* EXERCISE OBJECTIVE *
Give back the entire listing verbatim.

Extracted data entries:
********************

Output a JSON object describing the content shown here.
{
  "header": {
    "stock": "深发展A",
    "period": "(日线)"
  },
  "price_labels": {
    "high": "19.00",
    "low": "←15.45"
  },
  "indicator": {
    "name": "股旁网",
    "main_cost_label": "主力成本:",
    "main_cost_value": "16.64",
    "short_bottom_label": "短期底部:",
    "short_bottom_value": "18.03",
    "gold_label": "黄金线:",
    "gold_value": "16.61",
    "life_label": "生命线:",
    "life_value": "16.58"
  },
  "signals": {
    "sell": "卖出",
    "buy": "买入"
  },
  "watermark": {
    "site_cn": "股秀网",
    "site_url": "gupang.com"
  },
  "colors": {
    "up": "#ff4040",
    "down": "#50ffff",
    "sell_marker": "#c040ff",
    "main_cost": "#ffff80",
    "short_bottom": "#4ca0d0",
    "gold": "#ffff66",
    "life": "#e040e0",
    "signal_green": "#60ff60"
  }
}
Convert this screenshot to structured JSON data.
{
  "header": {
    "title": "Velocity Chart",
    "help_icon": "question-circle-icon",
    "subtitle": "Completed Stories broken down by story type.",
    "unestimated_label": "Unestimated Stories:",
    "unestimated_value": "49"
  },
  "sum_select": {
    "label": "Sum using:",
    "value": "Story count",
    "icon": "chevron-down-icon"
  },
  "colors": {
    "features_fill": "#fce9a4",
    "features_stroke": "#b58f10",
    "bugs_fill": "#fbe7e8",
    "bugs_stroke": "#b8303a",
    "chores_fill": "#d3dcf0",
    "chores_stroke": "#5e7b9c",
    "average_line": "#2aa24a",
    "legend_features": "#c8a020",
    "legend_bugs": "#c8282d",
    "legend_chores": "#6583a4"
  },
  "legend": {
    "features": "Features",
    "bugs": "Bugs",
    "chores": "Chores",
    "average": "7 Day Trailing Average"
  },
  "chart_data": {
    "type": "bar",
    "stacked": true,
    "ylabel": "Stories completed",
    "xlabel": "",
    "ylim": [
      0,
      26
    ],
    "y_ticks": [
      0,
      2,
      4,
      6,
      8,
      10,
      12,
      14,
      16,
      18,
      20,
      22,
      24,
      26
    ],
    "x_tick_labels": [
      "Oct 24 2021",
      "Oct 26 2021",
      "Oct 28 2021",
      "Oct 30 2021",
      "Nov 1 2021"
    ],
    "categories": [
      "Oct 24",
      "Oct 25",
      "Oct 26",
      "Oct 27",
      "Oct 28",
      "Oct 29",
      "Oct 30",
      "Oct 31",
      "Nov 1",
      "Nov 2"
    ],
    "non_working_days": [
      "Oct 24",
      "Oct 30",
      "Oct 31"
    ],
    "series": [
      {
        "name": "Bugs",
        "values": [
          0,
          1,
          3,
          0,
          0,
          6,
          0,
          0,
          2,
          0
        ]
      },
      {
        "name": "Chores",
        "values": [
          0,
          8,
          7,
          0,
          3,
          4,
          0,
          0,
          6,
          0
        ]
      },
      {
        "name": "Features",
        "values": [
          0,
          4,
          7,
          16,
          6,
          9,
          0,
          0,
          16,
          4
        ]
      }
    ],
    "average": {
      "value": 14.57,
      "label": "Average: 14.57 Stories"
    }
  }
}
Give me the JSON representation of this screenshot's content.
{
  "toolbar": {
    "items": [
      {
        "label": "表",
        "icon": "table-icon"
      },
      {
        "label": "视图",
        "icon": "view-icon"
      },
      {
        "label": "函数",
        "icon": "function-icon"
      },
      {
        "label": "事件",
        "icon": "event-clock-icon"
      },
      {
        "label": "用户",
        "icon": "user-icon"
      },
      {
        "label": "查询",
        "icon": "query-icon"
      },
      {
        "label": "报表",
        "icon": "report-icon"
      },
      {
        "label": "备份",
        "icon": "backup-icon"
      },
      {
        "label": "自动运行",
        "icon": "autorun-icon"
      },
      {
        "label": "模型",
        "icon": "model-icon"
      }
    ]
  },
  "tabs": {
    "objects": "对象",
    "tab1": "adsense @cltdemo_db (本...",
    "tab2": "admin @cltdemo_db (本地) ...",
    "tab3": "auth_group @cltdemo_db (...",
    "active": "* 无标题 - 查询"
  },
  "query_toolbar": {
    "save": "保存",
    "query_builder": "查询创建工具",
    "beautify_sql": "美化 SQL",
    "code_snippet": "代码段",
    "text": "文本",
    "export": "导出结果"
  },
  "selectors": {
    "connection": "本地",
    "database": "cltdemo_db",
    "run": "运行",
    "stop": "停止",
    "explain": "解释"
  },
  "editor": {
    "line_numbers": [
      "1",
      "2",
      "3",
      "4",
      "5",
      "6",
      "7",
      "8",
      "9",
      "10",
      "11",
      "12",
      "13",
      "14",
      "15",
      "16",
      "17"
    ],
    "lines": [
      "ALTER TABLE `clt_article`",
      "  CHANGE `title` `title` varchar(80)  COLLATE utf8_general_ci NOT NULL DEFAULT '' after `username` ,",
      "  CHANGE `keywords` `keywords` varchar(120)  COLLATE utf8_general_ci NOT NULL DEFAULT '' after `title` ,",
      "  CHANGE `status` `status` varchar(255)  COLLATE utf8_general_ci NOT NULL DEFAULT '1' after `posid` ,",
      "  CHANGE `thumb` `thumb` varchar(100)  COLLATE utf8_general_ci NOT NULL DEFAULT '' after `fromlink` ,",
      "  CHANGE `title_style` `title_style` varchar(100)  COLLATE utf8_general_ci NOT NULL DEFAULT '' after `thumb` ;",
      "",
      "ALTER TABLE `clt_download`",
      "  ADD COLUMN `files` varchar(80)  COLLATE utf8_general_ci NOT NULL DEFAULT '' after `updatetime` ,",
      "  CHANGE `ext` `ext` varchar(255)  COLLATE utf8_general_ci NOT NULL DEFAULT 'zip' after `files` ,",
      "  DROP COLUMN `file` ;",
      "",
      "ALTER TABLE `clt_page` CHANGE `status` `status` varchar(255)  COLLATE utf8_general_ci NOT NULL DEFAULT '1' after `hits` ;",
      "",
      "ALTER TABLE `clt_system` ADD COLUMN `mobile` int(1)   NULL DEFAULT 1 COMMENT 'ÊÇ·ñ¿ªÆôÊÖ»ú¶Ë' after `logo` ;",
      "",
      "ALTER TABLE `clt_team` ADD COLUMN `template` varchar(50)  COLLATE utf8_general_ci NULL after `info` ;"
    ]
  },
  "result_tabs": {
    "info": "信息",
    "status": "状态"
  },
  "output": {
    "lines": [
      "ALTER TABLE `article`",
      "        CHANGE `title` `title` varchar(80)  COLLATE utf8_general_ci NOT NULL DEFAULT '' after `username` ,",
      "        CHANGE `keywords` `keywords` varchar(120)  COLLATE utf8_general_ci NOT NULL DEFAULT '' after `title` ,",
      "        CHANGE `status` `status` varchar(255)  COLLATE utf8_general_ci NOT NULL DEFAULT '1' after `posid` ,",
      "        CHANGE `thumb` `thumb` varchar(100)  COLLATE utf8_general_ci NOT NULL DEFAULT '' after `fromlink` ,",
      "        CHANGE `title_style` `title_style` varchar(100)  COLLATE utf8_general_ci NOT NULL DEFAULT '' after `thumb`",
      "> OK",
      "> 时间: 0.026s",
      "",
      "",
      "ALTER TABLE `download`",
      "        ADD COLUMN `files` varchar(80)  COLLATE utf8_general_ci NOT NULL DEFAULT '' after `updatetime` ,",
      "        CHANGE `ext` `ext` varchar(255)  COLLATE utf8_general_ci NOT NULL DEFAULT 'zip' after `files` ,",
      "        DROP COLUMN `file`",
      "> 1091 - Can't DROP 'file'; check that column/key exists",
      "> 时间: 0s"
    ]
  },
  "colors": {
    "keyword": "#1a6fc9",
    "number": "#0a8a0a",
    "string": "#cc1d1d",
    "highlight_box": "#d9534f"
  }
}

********************

* COMPLETE OUTPUT *
Output a JSON object describing the content shown here.
{
  "header": {
    "stock": "深发展A",
    "period": "(日线)"
  },
  "price_labels": {
    "high": "19.00",
    "low": "←15.45"
  },
  "indicator": {
    "name": "股旁网",
    "main_cost_label": "主力成本:",
    "main_cost_value": "16.64",
    "short_bottom_label": "短期底部:",
    "short_bottom_value": "18.03",
    "gold_label": "黄金线:",
    "gold_value": "16.61",
    "life_label": "生命线:",
    "life_value": "16.58"
  },
  "signals": {
    "sell": "卖出",
    "buy": "买入"
  },
  "watermark": {
    "site_cn": "股秀网",
    "site_url": "gupang.com"
  },
  "colors": {
    "up": "#ff4040",
    "down": "#50ffff",
    "sell_marker": "#c040ff",
    "main_cost": "#ffff80",
    "short_bottom": "#4ca0d0",
    "gold": "#ffff66",
    "life": "#e040e0",
    "signal_green": "#60ff60"
  }
}
Convert this screenshot to structured JSON data.
{
  "header": {
    "title": "Velocity Chart",
    "help_icon": "question-circle-icon",
    "subtitle": "Completed Stories broken down by story type.",
    "unestimated_label": "Unestimated Stories:",
    "unestimated_value": "49"
  },
  "sum_select": {
    "label": "Sum using:",
    "value": "Story count",
    "icon": "chevron-down-icon"
  },
  "colors": {
    "features_fill": "#fce9a4",
    "features_stroke": "#b58f10",
    "bugs_fill": "#fbe7e8",
    "bugs_stroke": "#b8303a",
    "chores_fill": "#d3dcf0",
    "chores_stroke": "#5e7b9c",
    "average_line": "#2aa24a",
    "legend_features": "#c8a020",
    "legend_bugs": "#c8282d",
    "legend_chores": "#6583a4"
  },
  "legend": {
    "features": "Features",
    "bugs": "Bugs",
    "chores": "Chores",
    "average": "7 Day Trailing Average"
  },
  "chart_data": {
    "type": "bar",
    "stacked": true,
    "ylabel": "Stories completed",
    "xlabel": "",
    "ylim": [
      0,
      26
    ],
    "y_ticks": [
      0,
      2,
      4,
      6,
      8,
      10,
      12,
      14,
      16,
      18,
      20,
      22,
      24,
      26
    ],
    "x_tick_labels": [
      "Oct 24 2021",
      "Oct 26 2021",
      "Oct 28 2021",
      "Oct 30 2021",
      "Nov 1 2021"
    ],
    "categories": [
      "Oct 24",
      "Oct 25",
      "Oct 26",
      "Oct 27",
      "Oct 28",
      "Oct 29",
      "Oct 30",
      "Oct 31",
      "Nov 1",
      "Nov 2"
    ],
    "non_working_days": [
      "Oct 24",
      "Oct 30",
      "Oct 31"
    ],
    "series": [
      {
        "name": "Bugs",
        "values": [
          0,
          1,
          3,
          0,
          0,
          6,
          0,
          0,
          2,
          0
        ]
      },
      {
        "name": "Chores",
        "values": [
          0,
          8,
          7,
          0,
          3,
          4,
          0,
          0,
          6,
          0
        ]
      },
      {
        "name": "Features",
        "values": [
          0,
          4,
          7,
          16,
          6,
          9,
          0,
          0,
          16,
          4
        ]
      }
    ],
    "average": {
      "value": 14.57,
      "label": "Average: 14.57 Stories"
    }
  }
}
Give me the JSON representation of this screenshot's content.
{
  "toolbar": {
    "items": [
      {
        "label": "表",
        "icon": "table-icon"
      },
      {
        "label": "视图",
        "icon": "view-icon"
      },
      {
        "label": "函数",
        "icon": "function-icon"
      },
      {
        "label": "事件",
        "icon": "event-clock-icon"
      },
      {
        "label": "用户",
        "icon": "user-icon"
      },
      {
        "label": "查询",
        "icon": "query-icon"
      },
      {
        "label": "报表",
        "icon": "report-icon"
      },
      {
        "label": "备份",
        "icon": "backup-icon"
      },
      {
        "label": "自动运行",
        "icon": "autorun-icon"
      },
      {
        "label": "模型",
        "icon": "model-icon"
      }
    ]
  },
  "tabs": {
    "objects": "对象",
    "tab1": "adsense @cltdemo_db (本...",
    "tab2": "admin @cltdemo_db (本地) ...",
    "tab3": "auth_group @cltdemo_db (...",
    "active": "* 无标题 - 查询"
  },
  "query_toolbar": {
    "save": "保存",
    "query_builder": "查询创建工具",
    "beautify_sql": "美化 SQL",
    "code_snippet": "代码段",
    "text": "文本",
    "export": "导出结果"
  },
  "selectors": {
    "connection": "本地",
    "database": "cltdemo_db",
    "run": "运行",
    "stop": "停止",
    "explain": "解释"
  },
  "editor": {
    "line_numbers": [
      "1",
      "2",
      "3",
      "4",
      "5",
      "6",
      "7",
      "8",
      "9",
      "10",
      "11",
      "12",
      "13",
      "14",
      "15",
      "16",
      "17"
    ],
    "lines": [
      "ALTER TABLE `clt_article`",
      "  CHANGE `title` `title` varchar(80)  COLLATE utf8_general_ci NOT NULL DEFAULT '' after `username` ,",
      "  CHANGE `keywords` `keywords` varchar(120)  COLLATE utf8_general_ci NOT NULL DEFAULT '' after `title` ,",
      "  CHANGE `status` `status` varchar(255)  COLLATE utf8_general_ci NOT NULL DEFAULT '1' after `posid` ,",
      "  CHANGE `thumb` `thumb` varchar(100)  COLLATE utf8_general_ci NOT NULL DEFAULT '' after `fromlink` ,",
      "  CHANGE `title_style` `title_style` varchar(100)  COLLATE utf8_general_ci NOT NULL DEFAULT '' after `thumb` ;",
      "",
      "ALTER TABLE `clt_download`",
      "  ADD COLUMN `files` varchar(80)  COLLATE utf8_general_ci NOT NULL DEFAULT '' after `updatetime` ,",
      "  CHANGE `ext` `ext` varchar(255)  COLLATE utf8_general_ci NOT NULL DEFAULT 'zip' after `files` ,",
      "  DROP COLUMN `file` ;",
      "",
      "ALTER TABLE `clt_page` CHANGE `status` `status` varchar(255)  COLLATE utf8_general_ci NOT NULL DEFAULT '1' after `hits` ;",
      "",
      "ALTER TABLE `clt_system` ADD COLUMN `mobile` int(1)   NULL DEFAULT 1 COMMENT 'ÊÇ·ñ¿ªÆôÊÖ»ú¶Ë' after `logo` ;",
      "",
      "ALTER TABLE `clt_team` ADD COLUMN `template` varchar(50)  COLLATE utf8_general_ci NULL after `info` ;"
    ]
  },
  "result_tabs": {
    "info": "信息",
    "status": "状态"
  },
  "output": {
    "lines": [
      "ALTER TABLE `article`",
      "        CHANGE `title` `title` varchar(80)  COLLATE utf8_general_ci NOT NULL DEFAULT '' after `username` ,",
      "        CHANGE `keywords` `keywords` varchar(120)  COLLATE utf8_general_ci NOT NULL DEFAULT '' after `title` ,",
      "        CHANGE `status` `status` varchar(255)  COLLATE utf8_general_ci NOT NULL DEFAULT '1' after `posid` ,",
      "        CHANGE `thumb` `thumb` varchar(100)  COLLATE utf8_general_ci NOT NULL DEFAULT '' after `fromlink` ,",
      "        CHANGE `title_style` `title_style` varchar(100)  COLLATE utf8_general_ci NOT NULL DEFAULT '' after `thumb`",
      "> OK",
      "> 时间: 0.026s",
      "",
      "",
      "ALTER TABLE `download`",
      "        ADD COLUMN `files` varchar(80)  COLLATE utf8_general_ci NOT NULL DEFAULT '' after `updatetime` ,",
      "        CHANGE `ext` `ext` varchar(255)  COLLATE utf8_general_ci NOT NULL DEFAULT 'zip' after `files` ,",
      "        DROP COLUMN `file`",
      "> 1091 - Can't DROP 'file'; check that column/key exists",
      "> 时间: 0s"
    ]
  },
  "colors": {
    "keyword": "#1a6fc9",
    "number": "#0a8a0a",
    "string": "#cc1d1d",
    "highlight_box": "#d9534f"
  }
}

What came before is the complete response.